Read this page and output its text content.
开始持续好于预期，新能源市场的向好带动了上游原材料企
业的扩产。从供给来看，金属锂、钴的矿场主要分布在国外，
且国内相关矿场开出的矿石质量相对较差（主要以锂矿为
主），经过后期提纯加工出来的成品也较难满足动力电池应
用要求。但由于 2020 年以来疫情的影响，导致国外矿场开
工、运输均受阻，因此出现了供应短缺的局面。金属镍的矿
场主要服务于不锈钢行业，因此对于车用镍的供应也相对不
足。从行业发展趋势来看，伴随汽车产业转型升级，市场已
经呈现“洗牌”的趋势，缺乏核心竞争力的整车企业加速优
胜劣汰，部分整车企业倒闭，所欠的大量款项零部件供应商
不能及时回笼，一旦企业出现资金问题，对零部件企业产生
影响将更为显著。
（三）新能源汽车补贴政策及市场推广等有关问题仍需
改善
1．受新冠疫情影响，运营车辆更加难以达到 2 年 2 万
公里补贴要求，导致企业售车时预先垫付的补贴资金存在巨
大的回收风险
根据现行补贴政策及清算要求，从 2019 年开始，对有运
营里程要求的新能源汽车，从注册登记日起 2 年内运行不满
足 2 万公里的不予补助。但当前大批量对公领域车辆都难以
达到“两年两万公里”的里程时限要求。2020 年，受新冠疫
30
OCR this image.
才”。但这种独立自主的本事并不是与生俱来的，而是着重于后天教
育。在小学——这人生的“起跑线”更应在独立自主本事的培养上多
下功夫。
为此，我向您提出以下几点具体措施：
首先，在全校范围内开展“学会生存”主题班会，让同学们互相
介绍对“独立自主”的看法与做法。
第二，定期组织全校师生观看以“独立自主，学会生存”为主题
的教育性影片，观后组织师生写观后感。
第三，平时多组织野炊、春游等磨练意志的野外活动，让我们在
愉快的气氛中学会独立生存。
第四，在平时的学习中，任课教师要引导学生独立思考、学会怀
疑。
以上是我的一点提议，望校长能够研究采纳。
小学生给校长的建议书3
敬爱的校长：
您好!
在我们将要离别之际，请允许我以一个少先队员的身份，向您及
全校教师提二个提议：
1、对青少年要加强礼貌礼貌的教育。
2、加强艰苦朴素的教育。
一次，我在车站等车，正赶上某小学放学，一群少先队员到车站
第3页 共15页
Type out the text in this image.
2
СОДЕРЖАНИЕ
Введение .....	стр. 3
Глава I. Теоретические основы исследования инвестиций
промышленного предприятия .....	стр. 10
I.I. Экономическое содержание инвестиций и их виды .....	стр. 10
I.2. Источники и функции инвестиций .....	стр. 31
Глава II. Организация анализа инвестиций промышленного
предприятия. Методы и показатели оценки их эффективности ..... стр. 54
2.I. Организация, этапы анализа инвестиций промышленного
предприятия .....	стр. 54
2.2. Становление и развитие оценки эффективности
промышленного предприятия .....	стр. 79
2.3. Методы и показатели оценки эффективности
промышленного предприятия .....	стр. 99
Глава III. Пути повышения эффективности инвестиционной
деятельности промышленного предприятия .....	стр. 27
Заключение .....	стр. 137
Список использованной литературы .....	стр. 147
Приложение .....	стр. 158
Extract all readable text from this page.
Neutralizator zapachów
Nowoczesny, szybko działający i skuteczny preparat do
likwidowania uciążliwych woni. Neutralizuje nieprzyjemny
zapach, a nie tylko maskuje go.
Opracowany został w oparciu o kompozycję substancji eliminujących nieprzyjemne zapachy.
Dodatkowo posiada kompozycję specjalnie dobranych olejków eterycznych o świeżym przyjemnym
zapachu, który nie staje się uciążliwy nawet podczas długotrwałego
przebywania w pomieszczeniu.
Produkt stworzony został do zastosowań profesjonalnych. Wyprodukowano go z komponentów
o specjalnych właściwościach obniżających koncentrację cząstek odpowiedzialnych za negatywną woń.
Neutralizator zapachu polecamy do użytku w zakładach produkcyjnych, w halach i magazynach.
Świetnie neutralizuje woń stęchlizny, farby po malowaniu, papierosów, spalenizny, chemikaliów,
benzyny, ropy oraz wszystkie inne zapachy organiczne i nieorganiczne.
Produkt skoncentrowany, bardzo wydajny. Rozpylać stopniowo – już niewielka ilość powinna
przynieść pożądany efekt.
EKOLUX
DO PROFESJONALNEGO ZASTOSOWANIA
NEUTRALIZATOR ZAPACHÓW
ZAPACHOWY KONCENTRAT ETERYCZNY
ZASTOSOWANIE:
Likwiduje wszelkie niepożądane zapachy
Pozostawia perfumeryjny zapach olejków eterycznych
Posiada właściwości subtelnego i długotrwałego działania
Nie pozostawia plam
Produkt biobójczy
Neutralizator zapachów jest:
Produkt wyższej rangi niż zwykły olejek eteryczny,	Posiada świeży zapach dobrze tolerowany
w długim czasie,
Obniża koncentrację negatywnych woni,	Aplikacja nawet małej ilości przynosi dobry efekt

++++++++

YOUR GOAL:
Identify each line in the records above containing the word "学会生存"; copy those lines.

WRITTEN RESPONSE:
首先，在全校范围内开展“学会生存”主题班会，让同学们互相
第二，定期组织全校师生观看以“独立自主，学会生存”为主题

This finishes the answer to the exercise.